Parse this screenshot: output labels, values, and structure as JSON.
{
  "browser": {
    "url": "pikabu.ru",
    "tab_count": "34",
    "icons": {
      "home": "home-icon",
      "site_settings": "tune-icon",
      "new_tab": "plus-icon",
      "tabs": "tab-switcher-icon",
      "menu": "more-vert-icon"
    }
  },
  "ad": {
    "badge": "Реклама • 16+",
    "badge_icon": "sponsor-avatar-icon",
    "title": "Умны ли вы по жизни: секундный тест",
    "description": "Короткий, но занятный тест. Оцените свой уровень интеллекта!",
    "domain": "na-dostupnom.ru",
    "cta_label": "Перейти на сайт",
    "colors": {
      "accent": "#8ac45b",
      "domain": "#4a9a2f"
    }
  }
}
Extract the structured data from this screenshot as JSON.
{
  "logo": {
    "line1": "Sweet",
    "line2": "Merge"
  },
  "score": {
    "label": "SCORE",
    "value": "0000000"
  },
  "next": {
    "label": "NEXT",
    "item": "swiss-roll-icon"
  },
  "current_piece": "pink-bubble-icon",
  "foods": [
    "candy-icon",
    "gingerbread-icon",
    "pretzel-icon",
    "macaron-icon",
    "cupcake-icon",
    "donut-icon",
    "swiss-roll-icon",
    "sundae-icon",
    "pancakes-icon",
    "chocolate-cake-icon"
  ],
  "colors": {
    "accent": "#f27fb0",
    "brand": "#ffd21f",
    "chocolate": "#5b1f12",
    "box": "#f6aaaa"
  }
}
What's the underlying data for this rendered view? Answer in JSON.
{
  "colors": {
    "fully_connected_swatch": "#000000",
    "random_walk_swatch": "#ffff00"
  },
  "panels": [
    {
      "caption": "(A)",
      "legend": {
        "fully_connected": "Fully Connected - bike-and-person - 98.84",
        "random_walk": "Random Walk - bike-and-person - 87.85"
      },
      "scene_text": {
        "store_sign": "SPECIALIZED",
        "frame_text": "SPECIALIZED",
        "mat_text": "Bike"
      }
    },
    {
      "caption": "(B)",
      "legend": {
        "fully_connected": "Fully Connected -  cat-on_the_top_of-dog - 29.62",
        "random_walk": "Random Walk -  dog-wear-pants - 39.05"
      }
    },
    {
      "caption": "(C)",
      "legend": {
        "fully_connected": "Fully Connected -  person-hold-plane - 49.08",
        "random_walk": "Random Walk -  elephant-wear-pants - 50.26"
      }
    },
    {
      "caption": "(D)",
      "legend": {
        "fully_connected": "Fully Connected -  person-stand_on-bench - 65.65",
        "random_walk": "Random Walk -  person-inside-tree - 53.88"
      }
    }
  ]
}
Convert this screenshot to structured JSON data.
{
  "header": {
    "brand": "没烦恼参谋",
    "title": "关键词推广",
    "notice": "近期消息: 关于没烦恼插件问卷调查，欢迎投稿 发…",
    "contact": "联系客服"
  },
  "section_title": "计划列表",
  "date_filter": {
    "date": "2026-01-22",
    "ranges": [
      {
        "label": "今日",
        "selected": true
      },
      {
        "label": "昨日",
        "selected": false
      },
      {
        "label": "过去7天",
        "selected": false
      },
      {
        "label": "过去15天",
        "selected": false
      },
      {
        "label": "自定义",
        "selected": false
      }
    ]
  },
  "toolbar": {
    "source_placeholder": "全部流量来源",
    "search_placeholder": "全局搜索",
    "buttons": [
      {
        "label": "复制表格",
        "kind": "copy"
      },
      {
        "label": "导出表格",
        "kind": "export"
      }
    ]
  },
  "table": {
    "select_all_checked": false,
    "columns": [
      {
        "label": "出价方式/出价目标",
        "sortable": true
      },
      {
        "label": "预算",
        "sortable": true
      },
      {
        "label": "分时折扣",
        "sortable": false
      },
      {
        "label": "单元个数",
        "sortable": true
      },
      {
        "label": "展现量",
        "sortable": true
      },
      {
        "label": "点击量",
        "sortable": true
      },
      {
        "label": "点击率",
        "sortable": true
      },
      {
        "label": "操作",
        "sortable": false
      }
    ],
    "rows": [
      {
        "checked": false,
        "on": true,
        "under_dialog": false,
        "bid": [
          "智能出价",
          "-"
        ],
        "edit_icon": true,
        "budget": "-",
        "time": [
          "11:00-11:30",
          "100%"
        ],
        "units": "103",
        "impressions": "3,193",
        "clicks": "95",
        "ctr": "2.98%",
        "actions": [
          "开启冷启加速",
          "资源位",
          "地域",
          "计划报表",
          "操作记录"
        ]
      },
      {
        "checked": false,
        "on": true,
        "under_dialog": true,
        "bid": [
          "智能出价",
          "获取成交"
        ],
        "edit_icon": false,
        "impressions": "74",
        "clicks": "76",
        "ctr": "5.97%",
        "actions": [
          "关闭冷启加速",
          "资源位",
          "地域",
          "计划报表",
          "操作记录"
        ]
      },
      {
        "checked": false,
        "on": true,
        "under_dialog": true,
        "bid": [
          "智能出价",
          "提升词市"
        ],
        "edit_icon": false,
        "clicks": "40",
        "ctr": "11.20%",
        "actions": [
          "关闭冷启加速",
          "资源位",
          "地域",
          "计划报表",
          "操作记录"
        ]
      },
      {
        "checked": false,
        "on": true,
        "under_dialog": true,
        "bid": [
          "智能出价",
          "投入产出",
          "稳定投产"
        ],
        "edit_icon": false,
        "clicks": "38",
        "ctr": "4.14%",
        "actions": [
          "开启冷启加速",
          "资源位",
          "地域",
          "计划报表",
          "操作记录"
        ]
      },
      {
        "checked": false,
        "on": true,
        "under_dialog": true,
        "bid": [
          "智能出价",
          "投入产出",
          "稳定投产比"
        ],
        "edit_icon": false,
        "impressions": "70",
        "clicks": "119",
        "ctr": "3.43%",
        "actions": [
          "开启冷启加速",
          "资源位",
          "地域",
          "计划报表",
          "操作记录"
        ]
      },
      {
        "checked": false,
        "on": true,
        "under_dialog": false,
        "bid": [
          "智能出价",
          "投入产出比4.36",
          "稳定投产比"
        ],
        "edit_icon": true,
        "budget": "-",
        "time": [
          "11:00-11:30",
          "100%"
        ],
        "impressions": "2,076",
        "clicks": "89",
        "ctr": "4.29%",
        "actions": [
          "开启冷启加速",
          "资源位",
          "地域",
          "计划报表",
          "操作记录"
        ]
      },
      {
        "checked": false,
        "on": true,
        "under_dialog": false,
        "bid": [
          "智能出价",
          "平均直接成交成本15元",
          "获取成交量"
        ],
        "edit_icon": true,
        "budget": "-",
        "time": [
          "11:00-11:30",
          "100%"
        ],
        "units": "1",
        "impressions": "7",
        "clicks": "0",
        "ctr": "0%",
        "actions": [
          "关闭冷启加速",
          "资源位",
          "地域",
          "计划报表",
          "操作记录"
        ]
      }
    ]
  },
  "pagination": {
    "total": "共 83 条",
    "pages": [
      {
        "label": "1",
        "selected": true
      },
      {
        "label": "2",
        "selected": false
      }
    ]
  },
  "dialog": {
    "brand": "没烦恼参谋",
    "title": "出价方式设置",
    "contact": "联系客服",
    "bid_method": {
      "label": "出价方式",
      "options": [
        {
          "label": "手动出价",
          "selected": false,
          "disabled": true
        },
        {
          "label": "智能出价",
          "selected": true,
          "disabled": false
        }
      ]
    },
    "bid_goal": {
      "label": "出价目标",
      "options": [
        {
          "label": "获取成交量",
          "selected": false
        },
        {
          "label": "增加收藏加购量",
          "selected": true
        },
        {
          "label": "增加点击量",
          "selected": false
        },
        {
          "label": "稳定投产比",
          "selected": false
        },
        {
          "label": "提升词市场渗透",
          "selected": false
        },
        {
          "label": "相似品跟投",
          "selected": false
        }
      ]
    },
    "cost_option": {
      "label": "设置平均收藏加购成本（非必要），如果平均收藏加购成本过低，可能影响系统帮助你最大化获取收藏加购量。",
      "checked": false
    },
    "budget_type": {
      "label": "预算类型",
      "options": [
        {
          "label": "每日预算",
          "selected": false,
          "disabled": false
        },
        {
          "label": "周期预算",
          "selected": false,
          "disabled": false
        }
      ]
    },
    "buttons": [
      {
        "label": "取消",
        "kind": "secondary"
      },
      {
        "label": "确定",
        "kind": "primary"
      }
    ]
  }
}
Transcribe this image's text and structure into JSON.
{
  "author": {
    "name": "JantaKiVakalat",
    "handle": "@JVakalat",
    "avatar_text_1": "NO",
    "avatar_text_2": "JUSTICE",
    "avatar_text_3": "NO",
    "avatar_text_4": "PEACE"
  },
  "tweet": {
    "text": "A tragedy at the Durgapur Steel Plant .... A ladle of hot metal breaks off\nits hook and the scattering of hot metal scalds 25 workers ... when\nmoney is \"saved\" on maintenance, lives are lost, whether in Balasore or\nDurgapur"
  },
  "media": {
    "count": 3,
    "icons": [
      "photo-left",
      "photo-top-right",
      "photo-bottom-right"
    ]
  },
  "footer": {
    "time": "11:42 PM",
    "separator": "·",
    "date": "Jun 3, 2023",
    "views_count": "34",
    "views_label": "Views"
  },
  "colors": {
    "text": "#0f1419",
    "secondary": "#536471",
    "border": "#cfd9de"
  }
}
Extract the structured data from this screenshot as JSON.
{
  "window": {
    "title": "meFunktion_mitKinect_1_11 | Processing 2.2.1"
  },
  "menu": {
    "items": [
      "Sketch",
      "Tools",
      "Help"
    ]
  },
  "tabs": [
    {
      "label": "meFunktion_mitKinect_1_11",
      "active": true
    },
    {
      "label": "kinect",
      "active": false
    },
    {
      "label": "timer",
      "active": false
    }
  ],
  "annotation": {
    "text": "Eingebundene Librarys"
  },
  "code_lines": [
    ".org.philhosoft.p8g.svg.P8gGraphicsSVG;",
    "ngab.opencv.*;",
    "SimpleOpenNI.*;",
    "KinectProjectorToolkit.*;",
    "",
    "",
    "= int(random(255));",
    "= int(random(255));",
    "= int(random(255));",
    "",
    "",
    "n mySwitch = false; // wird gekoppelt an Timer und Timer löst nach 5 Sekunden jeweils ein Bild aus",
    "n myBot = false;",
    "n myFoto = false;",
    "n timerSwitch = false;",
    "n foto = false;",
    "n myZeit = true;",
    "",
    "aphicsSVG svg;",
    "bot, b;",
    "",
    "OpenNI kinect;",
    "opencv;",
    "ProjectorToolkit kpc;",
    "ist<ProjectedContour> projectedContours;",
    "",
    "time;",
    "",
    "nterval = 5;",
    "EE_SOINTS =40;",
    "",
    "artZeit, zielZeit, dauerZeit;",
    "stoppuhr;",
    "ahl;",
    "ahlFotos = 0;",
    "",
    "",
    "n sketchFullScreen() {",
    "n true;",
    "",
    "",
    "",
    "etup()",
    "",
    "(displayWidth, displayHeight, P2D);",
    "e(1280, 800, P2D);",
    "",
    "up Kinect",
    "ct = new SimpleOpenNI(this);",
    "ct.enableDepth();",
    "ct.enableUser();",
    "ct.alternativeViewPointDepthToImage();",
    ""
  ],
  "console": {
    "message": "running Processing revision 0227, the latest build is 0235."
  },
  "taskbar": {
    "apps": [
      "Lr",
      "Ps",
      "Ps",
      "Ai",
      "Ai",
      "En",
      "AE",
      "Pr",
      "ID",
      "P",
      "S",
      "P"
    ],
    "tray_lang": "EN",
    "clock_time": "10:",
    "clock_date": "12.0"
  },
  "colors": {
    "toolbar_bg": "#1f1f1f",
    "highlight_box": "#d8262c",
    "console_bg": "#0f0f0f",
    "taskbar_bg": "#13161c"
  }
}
■ ■ ■
Stated problem
What is the number of lines that hold the string "domain"? Reply with that number alone.

Response to this exercise
2